**Aim of the task:** In the records, begin at the line that has "day-cell: 14Sunrise: 6:36" and stop after the line that has "day-cell: 5Sunrise: 6:51". Give those lines again with "sunset-text" switched to "sundown-text", leaving everything else unchanged.
— START Data records —
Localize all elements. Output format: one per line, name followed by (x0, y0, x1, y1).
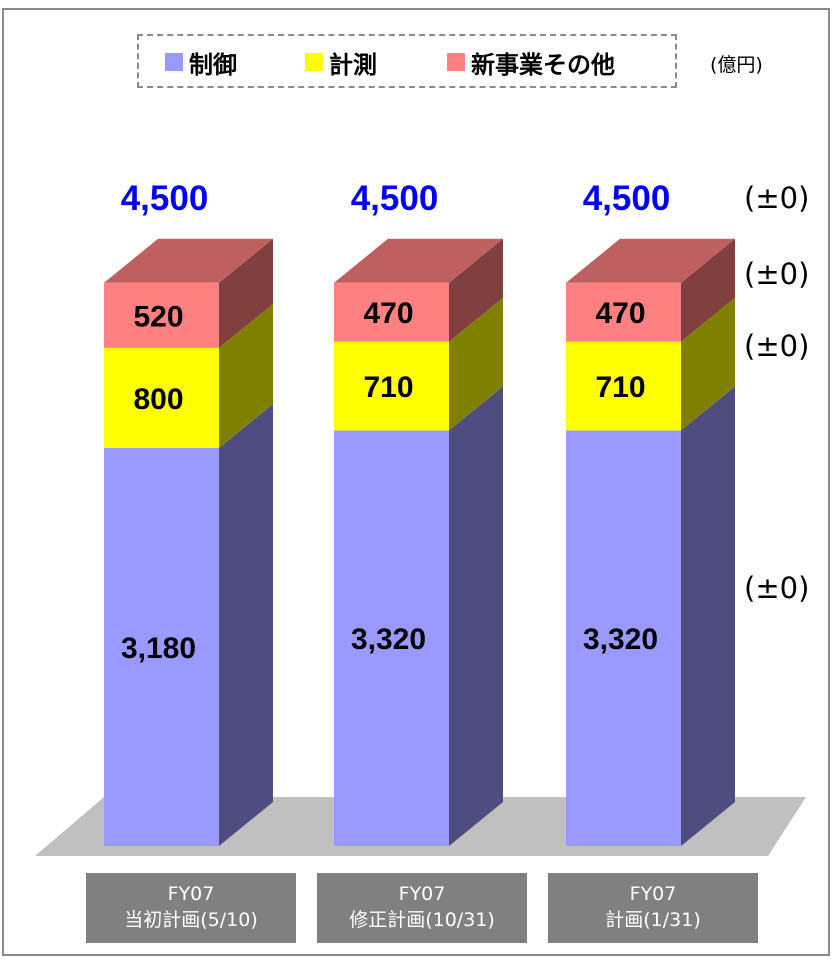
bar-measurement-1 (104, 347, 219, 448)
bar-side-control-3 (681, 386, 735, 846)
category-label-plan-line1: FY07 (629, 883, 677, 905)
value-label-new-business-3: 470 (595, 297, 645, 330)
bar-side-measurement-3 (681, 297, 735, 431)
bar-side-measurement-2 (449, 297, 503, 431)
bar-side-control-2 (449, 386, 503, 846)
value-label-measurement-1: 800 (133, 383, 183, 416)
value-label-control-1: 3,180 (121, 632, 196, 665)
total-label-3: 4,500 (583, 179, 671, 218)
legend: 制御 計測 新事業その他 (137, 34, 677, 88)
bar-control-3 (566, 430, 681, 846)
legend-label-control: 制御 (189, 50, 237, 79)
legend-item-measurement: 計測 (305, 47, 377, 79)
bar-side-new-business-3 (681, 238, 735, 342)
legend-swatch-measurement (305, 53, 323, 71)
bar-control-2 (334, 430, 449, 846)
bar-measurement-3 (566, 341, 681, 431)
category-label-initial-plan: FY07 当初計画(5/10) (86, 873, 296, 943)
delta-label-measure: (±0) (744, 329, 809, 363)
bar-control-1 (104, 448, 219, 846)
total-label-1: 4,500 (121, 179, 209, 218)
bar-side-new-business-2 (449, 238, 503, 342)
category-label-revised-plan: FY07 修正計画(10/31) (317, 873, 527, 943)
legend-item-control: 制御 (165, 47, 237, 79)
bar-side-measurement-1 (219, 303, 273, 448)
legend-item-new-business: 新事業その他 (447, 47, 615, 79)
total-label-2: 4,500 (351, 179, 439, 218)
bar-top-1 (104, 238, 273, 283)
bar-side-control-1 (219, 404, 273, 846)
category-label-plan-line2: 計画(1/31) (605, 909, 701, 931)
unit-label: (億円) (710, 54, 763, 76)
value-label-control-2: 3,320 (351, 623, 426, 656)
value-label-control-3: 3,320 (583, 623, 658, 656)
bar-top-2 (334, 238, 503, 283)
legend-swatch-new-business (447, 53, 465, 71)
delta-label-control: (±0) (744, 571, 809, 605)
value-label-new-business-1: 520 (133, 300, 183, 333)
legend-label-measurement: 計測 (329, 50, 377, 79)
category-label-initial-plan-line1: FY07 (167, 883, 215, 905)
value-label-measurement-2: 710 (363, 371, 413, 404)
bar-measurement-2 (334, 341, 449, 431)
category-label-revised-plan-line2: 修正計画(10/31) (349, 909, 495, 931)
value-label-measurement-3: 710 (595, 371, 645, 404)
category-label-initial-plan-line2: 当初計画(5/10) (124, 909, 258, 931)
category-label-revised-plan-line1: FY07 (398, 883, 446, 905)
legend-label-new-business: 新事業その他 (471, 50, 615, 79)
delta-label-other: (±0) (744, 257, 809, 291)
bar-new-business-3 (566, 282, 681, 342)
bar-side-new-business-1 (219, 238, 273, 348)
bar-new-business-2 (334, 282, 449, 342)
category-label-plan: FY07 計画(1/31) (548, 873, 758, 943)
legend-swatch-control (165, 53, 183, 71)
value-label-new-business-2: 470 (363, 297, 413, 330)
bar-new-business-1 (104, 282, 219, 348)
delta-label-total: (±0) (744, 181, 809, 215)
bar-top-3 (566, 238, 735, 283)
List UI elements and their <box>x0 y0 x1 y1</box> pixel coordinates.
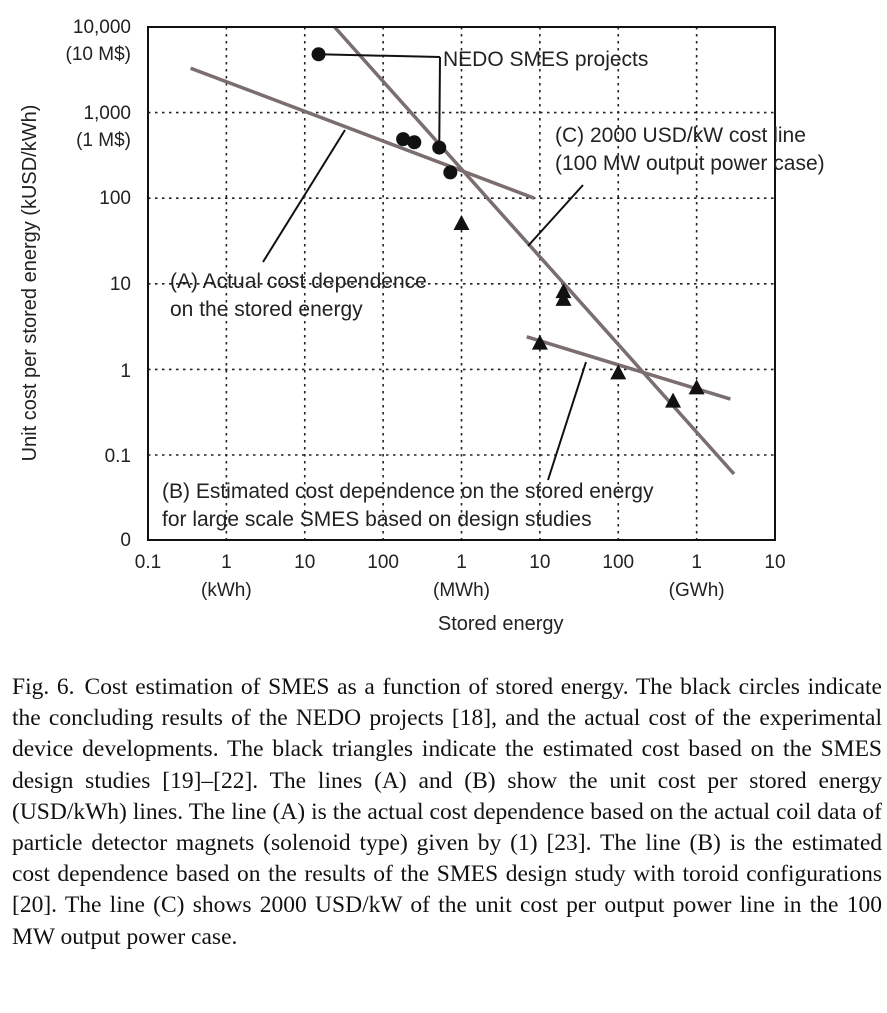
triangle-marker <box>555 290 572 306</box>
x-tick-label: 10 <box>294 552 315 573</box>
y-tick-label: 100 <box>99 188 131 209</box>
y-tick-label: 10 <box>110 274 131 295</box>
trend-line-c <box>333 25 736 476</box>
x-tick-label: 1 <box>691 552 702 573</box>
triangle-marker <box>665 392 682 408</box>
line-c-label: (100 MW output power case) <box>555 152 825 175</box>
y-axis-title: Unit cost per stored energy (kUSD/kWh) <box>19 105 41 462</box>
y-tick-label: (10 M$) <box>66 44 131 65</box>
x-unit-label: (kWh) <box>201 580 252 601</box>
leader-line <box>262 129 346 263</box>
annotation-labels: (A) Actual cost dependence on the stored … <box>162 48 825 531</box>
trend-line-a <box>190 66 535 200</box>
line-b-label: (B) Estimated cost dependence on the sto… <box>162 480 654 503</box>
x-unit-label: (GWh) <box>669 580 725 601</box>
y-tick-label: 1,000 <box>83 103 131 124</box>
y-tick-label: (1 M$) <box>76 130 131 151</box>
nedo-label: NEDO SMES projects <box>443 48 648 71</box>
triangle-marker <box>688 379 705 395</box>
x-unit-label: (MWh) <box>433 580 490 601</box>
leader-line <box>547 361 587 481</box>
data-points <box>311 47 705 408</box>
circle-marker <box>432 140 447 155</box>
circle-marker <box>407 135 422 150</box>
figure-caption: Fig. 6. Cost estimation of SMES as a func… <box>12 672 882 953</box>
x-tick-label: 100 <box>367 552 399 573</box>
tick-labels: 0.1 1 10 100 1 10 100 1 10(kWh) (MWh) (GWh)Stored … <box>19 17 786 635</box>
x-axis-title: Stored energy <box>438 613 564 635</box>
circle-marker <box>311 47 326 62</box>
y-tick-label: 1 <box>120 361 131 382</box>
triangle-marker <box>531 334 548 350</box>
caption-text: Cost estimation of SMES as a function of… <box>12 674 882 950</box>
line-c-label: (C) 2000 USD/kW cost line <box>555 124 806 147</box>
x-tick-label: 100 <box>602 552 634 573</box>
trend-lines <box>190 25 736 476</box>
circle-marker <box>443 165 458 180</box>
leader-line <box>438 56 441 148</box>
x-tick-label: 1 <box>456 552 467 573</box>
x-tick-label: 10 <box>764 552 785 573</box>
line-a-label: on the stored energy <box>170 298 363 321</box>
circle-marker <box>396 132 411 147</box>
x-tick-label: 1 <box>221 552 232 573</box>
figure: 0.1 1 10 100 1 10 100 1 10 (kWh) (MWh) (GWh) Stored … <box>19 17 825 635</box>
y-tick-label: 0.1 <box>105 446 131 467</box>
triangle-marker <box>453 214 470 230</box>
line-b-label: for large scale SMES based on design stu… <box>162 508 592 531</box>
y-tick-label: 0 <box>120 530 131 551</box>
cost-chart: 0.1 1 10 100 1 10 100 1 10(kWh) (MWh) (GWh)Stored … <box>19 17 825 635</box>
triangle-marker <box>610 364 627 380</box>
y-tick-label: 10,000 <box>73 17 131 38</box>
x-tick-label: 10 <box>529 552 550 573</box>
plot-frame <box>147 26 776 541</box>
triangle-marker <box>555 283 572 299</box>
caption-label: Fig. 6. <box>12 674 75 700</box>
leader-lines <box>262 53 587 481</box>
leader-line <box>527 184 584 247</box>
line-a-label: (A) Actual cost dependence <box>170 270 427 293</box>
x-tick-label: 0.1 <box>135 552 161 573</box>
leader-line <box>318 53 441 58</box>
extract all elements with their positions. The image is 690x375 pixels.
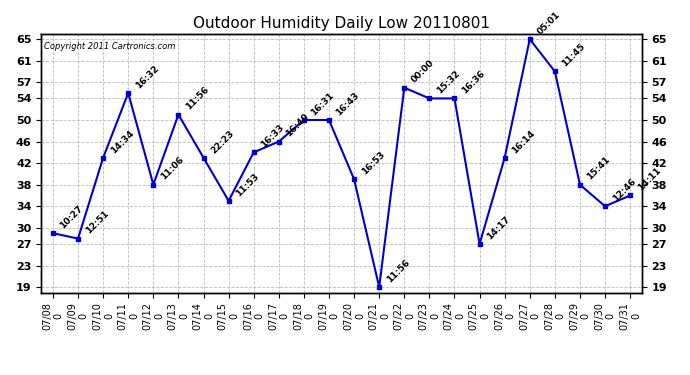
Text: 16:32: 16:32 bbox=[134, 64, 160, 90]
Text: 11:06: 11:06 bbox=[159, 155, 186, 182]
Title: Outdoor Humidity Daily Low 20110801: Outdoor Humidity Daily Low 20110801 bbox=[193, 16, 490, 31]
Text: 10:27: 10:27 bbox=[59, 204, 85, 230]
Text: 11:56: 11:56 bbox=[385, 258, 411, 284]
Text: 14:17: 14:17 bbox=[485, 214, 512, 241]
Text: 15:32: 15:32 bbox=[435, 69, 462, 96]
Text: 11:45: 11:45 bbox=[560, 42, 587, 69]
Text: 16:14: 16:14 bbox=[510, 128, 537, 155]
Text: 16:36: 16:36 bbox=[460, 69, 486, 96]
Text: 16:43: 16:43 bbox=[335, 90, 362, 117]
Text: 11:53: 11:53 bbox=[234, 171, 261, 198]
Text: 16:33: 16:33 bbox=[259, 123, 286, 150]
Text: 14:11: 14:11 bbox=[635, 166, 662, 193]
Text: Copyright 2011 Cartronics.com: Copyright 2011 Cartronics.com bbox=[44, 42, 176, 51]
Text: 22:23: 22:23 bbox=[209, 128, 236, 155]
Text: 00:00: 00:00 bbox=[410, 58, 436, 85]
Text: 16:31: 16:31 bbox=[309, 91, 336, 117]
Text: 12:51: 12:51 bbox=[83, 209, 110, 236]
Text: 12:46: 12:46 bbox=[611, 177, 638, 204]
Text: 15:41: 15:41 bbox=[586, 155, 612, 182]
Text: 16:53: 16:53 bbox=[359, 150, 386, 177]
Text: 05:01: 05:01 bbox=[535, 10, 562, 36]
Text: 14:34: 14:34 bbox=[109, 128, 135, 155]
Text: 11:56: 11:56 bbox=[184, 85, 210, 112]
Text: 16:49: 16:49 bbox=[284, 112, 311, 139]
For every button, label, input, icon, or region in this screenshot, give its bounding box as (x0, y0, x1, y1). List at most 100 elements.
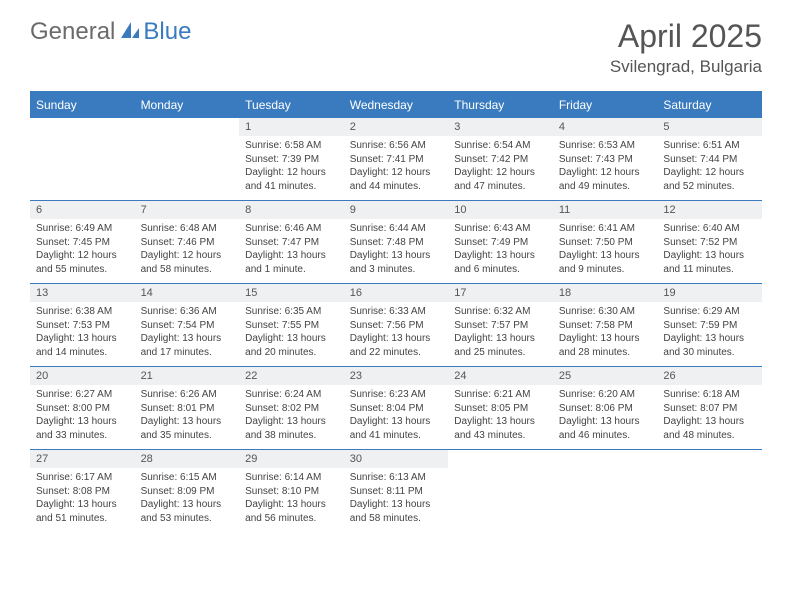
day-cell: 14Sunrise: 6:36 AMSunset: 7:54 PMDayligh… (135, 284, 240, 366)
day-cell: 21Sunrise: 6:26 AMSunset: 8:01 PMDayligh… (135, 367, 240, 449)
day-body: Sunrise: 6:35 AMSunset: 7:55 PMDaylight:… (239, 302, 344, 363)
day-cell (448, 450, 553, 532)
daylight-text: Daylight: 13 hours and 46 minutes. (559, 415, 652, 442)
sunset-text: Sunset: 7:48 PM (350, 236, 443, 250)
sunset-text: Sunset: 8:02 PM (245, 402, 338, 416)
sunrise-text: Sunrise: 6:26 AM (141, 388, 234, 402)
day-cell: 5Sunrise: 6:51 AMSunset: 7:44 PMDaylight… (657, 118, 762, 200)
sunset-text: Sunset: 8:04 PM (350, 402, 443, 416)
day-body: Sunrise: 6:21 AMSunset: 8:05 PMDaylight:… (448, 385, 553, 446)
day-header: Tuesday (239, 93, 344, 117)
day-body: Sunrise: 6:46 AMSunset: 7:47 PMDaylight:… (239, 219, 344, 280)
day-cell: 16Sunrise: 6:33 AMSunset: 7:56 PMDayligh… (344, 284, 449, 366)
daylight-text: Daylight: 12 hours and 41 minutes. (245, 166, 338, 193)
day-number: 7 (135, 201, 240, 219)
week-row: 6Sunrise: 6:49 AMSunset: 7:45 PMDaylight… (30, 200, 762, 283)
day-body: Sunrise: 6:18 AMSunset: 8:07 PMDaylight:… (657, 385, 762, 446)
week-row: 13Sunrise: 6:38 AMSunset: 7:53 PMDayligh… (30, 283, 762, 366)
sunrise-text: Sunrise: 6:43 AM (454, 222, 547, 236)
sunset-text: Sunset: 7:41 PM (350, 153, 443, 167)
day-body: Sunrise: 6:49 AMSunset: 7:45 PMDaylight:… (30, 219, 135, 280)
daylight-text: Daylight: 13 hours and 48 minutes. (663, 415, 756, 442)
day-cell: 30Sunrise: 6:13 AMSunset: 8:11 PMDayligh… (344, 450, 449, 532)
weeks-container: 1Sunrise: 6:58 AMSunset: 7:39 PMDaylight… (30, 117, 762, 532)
— END Data records —
**Expected output:**
day-cell: 14Sunrise: 6:36 AMSunset: 7:54 PMDayligh… (135, 284, 240, 366)
day-cell: 21Sunrise: 6:26 AMSunset: 8:01 PMDayligh… (135, 367, 240, 449)
day-body: Sunrise: 6:35 AMSunset: 7:55 PMDaylight:… (239, 302, 344, 363)
day-cell (448, 450, 553, 532)
daylight-text: Daylight: 13 hours and 46 minutes. (559, 415, 652, 442)
sundown-text: Sunset: 7:48 PM (350, 236, 443, 250)
sundown-text: Sunset: 8:02 PM (245, 402, 338, 416)
sunrise-text: Sunrise: 6:26 AM (141, 388, 234, 402)
day-cell: 5Sunrise: 6:51 AMSunset: 7:44 PMDaylight… (657, 118, 762, 200)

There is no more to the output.